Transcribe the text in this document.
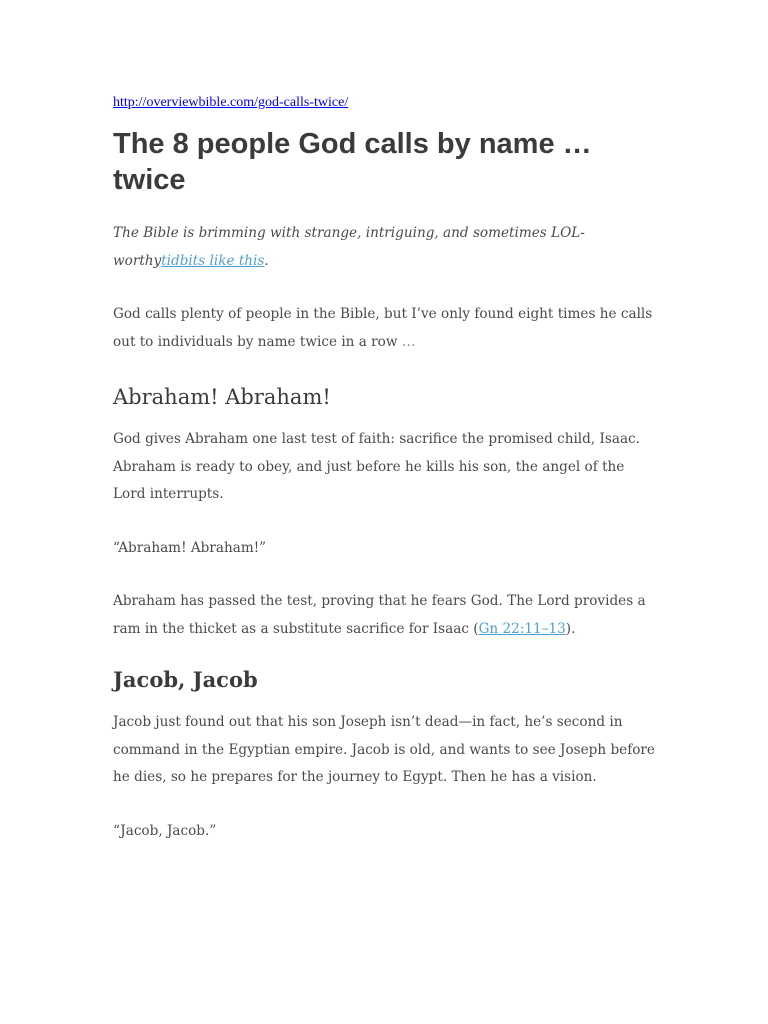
http://overviewbible.com/god-calls-twice/
The 8 people God calls by name … twice

The Bible is brimming with strange, intriguing, and sometimes LOL-worthytidbits like this.

God calls plenty of people in the Bible, but I’ve only found eight times he calls out to individuals by name twice in a row …

Abraham! Abraham!

God gives Abraham one last test of faith: sacrifice the promised child, Isaac. Abraham is ready to obey, and just before he kills his son, the angel of the Lord interrupts.

“Abraham! Abraham!”

Abraham has passed the test, proving that he fears God. The Lord provides a ram in the thicket as a substitute sacrifice for Isaac (Gn 22:11–13).

Jacob, Jacob

Jacob just found out that his son Joseph isn’t dead—in fact, he’s second in command in the Egyptian empire. Jacob is old, and wants to see Joseph before he dies, so he prepares for the journey to Egypt. Then he has a vision.

“Jacob, Jacob.”
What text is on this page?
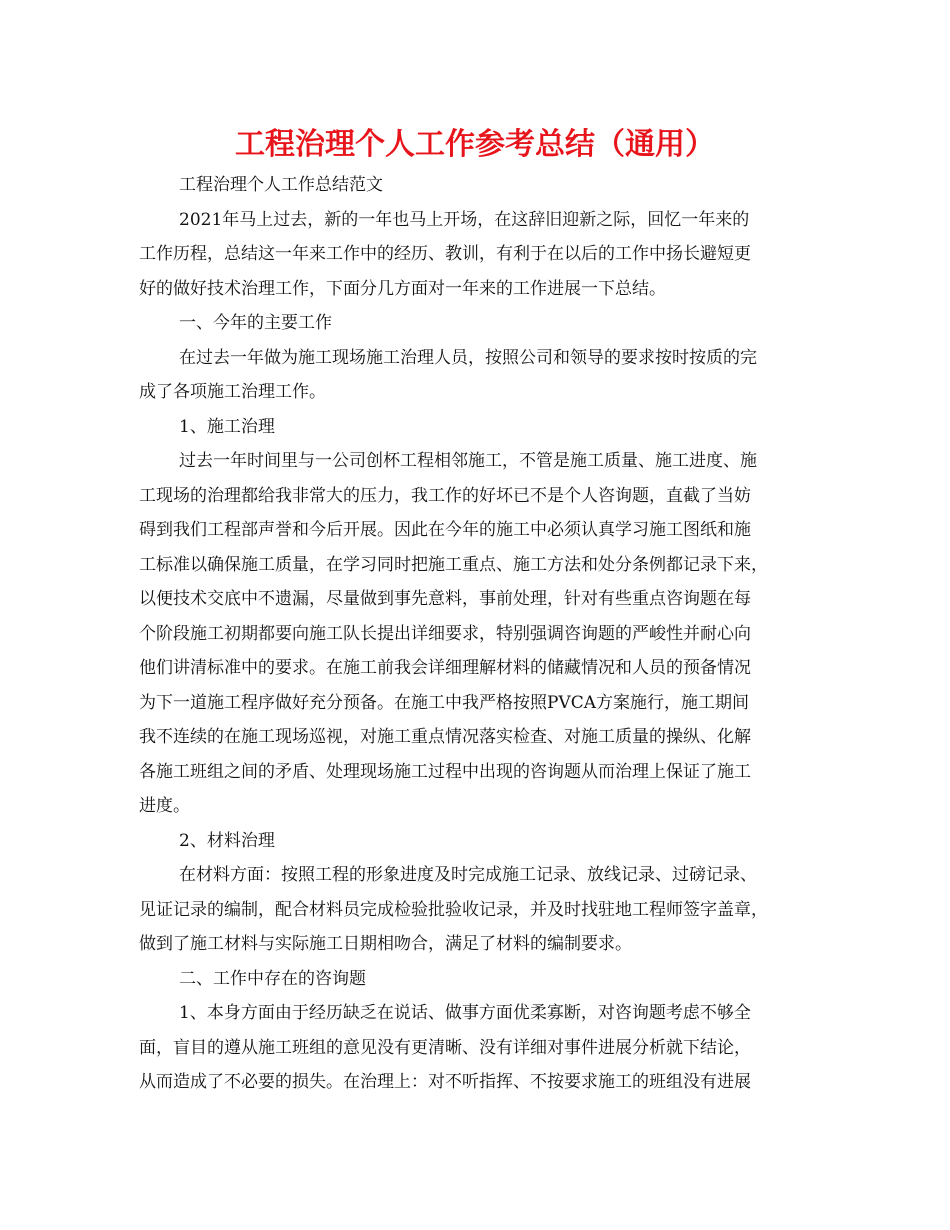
工程治理个人工作参考总结（通用）
工程治理个人工作总结范文
2021年马上过去，新的一年也马上开场，在这辞旧迎新之际，回忆一年来的
工作历程，总结这一年来工作中的经历、教训，有利于在以后的工作中扬长避短更
好的做好技术治理工作，下面分几方面对一年来的工作进展一下总结。
一、今年的主要工作
在过去一年做为施工现场施工治理人员，按照公司和领导的要求按时按质的完
成了各项施工治理工作。
1、施工治理
过去一年时间里与一公司创杯工程相邻施工，不管是施工质量、施工进度、施
工现场的治理都给我非常大的压力，我工作的好坏已不是个人咨询题，直截了当妨
碍到我们工程部声誉和今后开展。因此在今年的施工中必须认真学习施工图纸和施
工标准以确保施工质量，在学习同时把施工重点、施工方法和处分条例都记录下来，
以便技术交底中不遗漏，尽量做到事先意料，事前处理，针对有些重点咨询题在每
个阶段施工初期都要向施工队长提出详细要求，特别强调咨询题的严峻性并耐心向
他们讲清标准中的要求。在施工前我会详细理解材料的储藏情况和人员的预备情况
为下一道施工程序做好充分预备。在施工中我严格按照PVCA方案施行，施工期间
我不连续的在施工现场巡视，对施工重点情况落实检查、对施工质量的操纵、化解
各施工班组之间的矛盾、处理现场施工过程中出现的咨询题从而治理上保证了施工
进度。
2、材料治理
在材料方面：按照工程的形象进度及时完成施工记录、放线记录、过磅记录、
见证记录的编制，配合材料员完成检验批验收记录，并及时找驻地工程师签字盖章，
做到了施工材料与实际施工日期相吻合，满足了材料的编制要求。
二、工作中存在的咨询题
1、本身方面由于经历缺乏在说话、做事方面优柔寡断，对咨询题考虑不够全
面，盲目的遵从施工班组的意见没有更清晰、没有详细对事件进展分析就下结论，
从而造成了不必要的损失。在治理上：对不听指挥、不按要求施工的班组没有进展
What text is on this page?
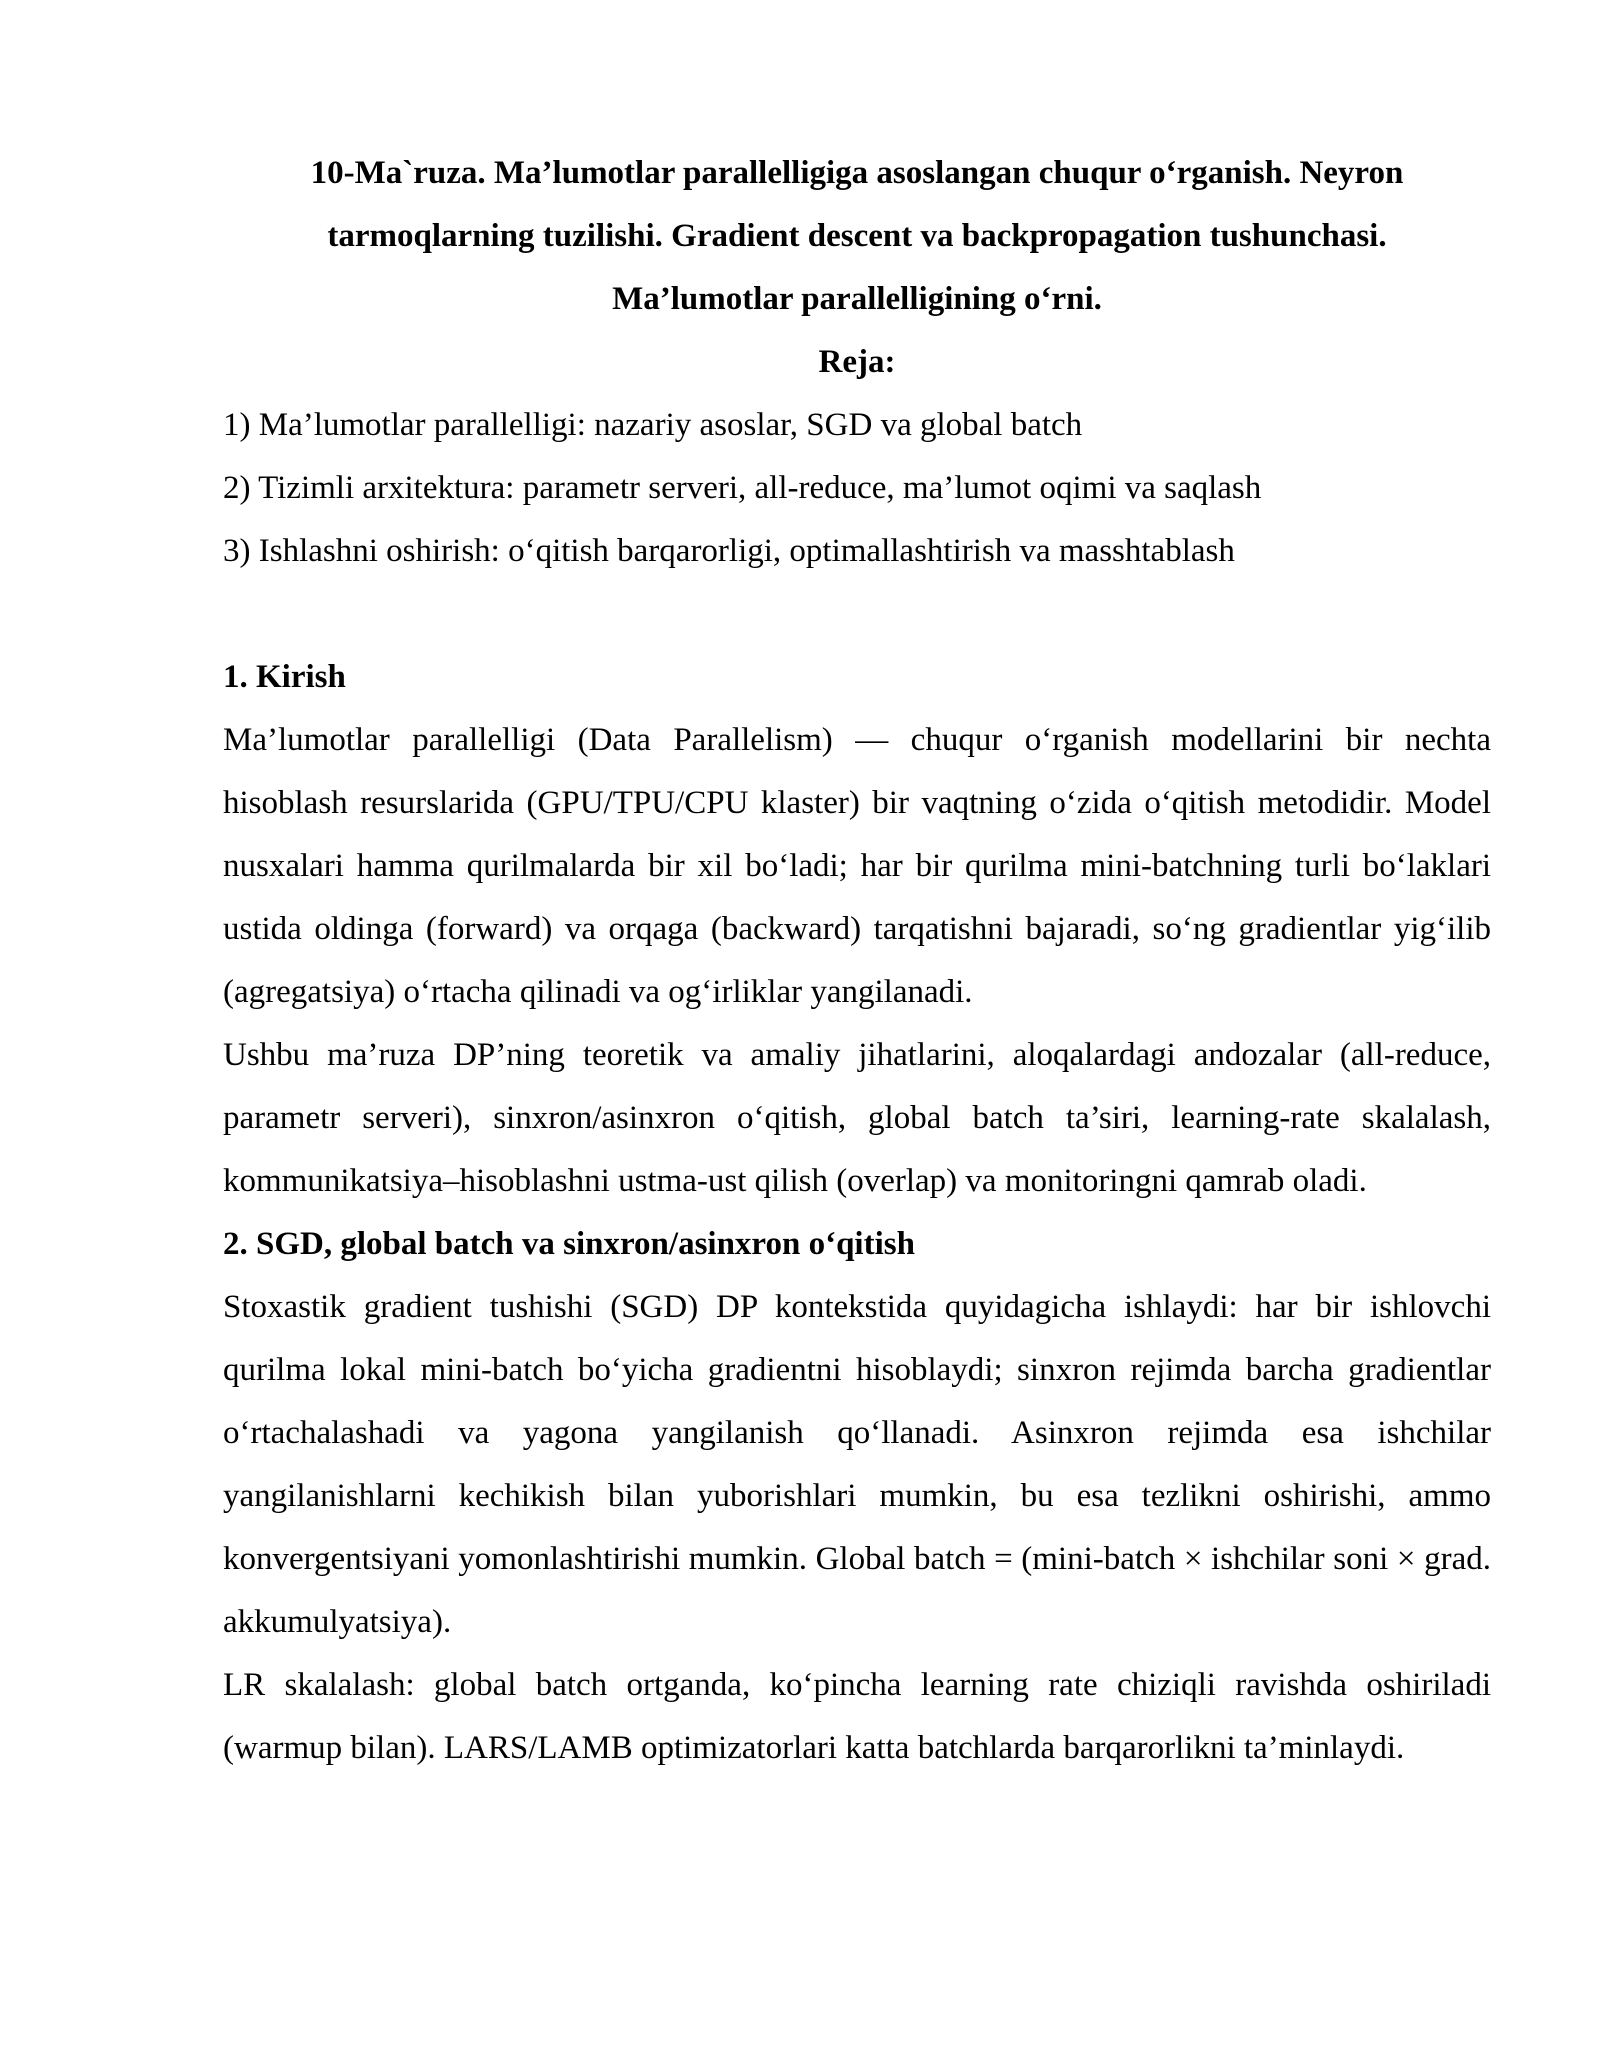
10-Ma`ruza. Ma’lumotlar parallelligiga asoslangan chuqur o‘rganish. Neyron
tarmoqlarning tuzilishi. Gradient descent va backpropagation tushunchasi.
Ma’lumotlar parallelligining o‘rni.

Reja:

1) Ma’lumotlar parallelligi: nazariy asoslar, SGD va global batch
2) Tizimli arxitektura: parametr serveri, all-reduce, ma’lumot oqimi va saqlash
3) Ishlashni oshirish: o‘qitish barqarorligi, optimallashtirish va masshtablash
1. Kirish

Ma’lumotlar parallelligi (Data Parallelism) — chuqur o‘rganish modellarini bir nechta hisoblash resurslarida (GPU/TPU/CPU klaster) bir vaqtning o‘zida o‘qitish metodidir. Model nusxalari hamma qurilmalarda bir xil bo‘ladi; har bir qurilma mini-batchning turli bo‘laklari ustida oldinga (forward) va orqaga (backward) tarqatishni bajaradi, so‘ng gradientlar yig‘ilib (agregatsiya) o‘rtacha qilinadi va og‘irliklar yangilanadi.

Ushbu ma’ruza DP’ning teoretik va amaliy jihatlarini, aloqalardagi andozalar (all-reduce, parametr serveri), sinxron/asinxron o‘qitish, global batch ta’siri, learning-rate skalalash, kommunikatsiya–hisoblashni ustma-ust qilish (overlap) va monitoringni qamrab oladi.

2. SGD, global batch va sinxron/asinxron o‘qitish

Stoxastik gradient tushishi (SGD) DP kontekstida quyidagicha ishlaydi: har bir ishlovchi qurilma lokal mini-batch bo‘yicha gradientni hisoblaydi; sinxron rejimda barcha gradientlar o‘rtachalashadi va yagona yangilanish qo‘llanadi. Asinxron rejimda esa ishchilar yangilanishlarni kechikish bilan yuborishlari mumkin, bu esa tezlikni oshirishi, ammo konvergentsiyani yomonlashtirishi mumkin. Global batch = (mini-batch × ishchilar soni × grad. akkumulyatsiya).

LR skalalash: global batch ortganda, ko‘pincha learning rate chiziqli ravishda oshiriladi (warmup bilan). LARS/LAMB optimizatorlari katta batchlarda barqarorlikni ta’minlaydi.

· · · · · · ·

THE EXERCISE:
What is needed is an exact reproduction of the data, pictures excluded.

EXERCISE OUTPUT:
Transcribe the text in this document.
http://overviewbible.com/god-calls-twice/
The 8 people God calls by name … twice

The Bible is brimming with strange, intriguing, and sometimes LOL-worthytidbits like this.

God calls plenty of people in the Bible, but I’ve only found eight times he calls out to individuals by name twice in a row …

Abraham! Abraham!

God gives Abraham one last test of faith: sacrifice the promised child, Isaac. Abraham is ready to obey, and just before he kills his son, the angel of the Lord interrupts.

“Abraham! Abraham!”

Abraham has passed the test, proving that he fears God. The Lord provides a ram in the thicket as a substitute sacrifice for Isaac (Gn 22:11–13).

Jacob, Jacob

Jacob just found out that his son Joseph isn’t dead—in fact, he’s second in command in the Egyptian empire. Jacob is old, and wants to see Joseph before he dies, so he prepares for the journey to Egypt. Then he has a vision.

“Jacob, Jacob.”
What text is on this page?
工程治理个人工作参考总结（通用）
工程治理个人工作总结范文
2021年马上过去，新的一年也马上开场，在这辞旧迎新之际，回忆一年来的
工作历程，总结这一年来工作中的经历、教训，有利于在以后的工作中扬长避短更
好的做好技术治理工作，下面分几方面对一年来的工作进展一下总结。
一、今年的主要工作
在过去一年做为施工现场施工治理人员，按照公司和领导的要求按时按质的完
成了各项施工治理工作。
1、施工治理
过去一年时间里与一公司创杯工程相邻施工，不管是施工质量、施工进度、施
工现场的治理都给我非常大的压力，我工作的好坏已不是个人咨询题，直截了当妨
碍到我们工程部声誉和今后开展。因此在今年的施工中必须认真学习施工图纸和施
工标准以确保施工质量，在学习同时把施工重点、施工方法和处分条例都记录下来，
以便技术交底中不遗漏，尽量做到事先意料，事前处理，针对有些重点咨询题在每
个阶段施工初期都要向施工队长提出详细要求，特别强调咨询题的严峻性并耐心向
他们讲清标准中的要求。在施工前我会详细理解材料的储藏情况和人员的预备情况
为下一道施工程序做好充分预备。在施工中我严格按照PVCA方案施行，施工期间
我不连续的在施工现场巡视，对施工重点情况落实检查、对施工质量的操纵、化解
各施工班组之间的矛盾、处理现场施工过程中出现的咨询题从而治理上保证了施工
进度。
2、材料治理
在材料方面：按照工程的形象进度及时完成施工记录、放线记录、过磅记录、
见证记录的编制，配合材料员完成检验批验收记录，并及时找驻地工程师签字盖章，
做到了施工材料与实际施工日期相吻合，满足了材料的编制要求。
二、工作中存在的咨询题
1、本身方面由于经历缺乏在说话、做事方面优柔寡断，对咨询题考虑不够全
面，盲目的遵从施工班组的意见没有更清晰、没有详细对事件进展分析就下结论，
从而造成了不必要的损失。在治理上：对不听指挥、不按要求施工的班组没有进展
What text is on this page?
10-Ma`ruza. Ma’lumotlar parallelligiga asoslangan chuqur o‘rganish. Neyron
tarmoqlarning tuzilishi. Gradient descent va backpropagation tushunchasi.
Ma’lumotlar parallelligining o‘rni.

Reja:

1) Ma’lumotlar parallelligi: nazariy asoslar, SGD va global batch
2) Tizimli arxitektura: parametr serveri, all-reduce, ma’lumot oqimi va saqlash
3) Ishlashni oshirish: o‘qitish barqarorligi, optimallashtirish va masshtablash
1. Kirish

Ma’lumotlar parallelligi (Data Parallelism) — chuqur o‘rganish modellarini bir nechta hisoblash resurslarida (GPU/TPU/CPU klaster) bir vaqtning o‘zida o‘qitish metodidir. Model nusxalari hamma qurilmalarda bir xil bo‘ladi; har bir qurilma mini-batchning turli bo‘laklari ustida oldinga (forward) va orqaga (backward) tarqatishni bajaradi, so‘ng gradientlar yig‘ilib (agregatsiya) o‘rtacha qilinadi va og‘irliklar yangilanadi.

Ushbu ma’ruza DP’ning teoretik va amaliy jihatlarini, aloqalardagi andozalar (all-reduce, parametr serveri), sinxron/asinxron o‘qitish, global batch ta’siri, learning-rate skalalash, kommunikatsiya–hisoblashni ustma-ust qilish (overlap) va monitoringni qamrab oladi.

2. SGD, global batch va sinxron/asinxron o‘qitish

Stoxastik gradient tushishi (SGD) DP kontekstida quyidagicha ishlaydi: har bir ishlovchi qurilma lokal mini-batch bo‘yicha gradientni hisoblaydi; sinxron rejimda barcha gradientlar o‘rtachalashadi va yagona yangilanish qo‘llanadi. Asinxron rejimda esa ishchilar yangilanishlarni kechikish bilan yuborishlari mumkin, bu esa tezlikni oshirishi, ammo konvergentsiyani yomonlashtirishi mumkin. Global batch = (mini-batch × ishchilar soni × grad. akkumulyatsiya).

LR skalalash: global batch ortganda, ko‘pincha learning rate chiziqli ravishda oshiriladi (warmup bilan). LARS/LAMB optimizatorlari katta batchlarda barqarorlikni ta’minlaydi.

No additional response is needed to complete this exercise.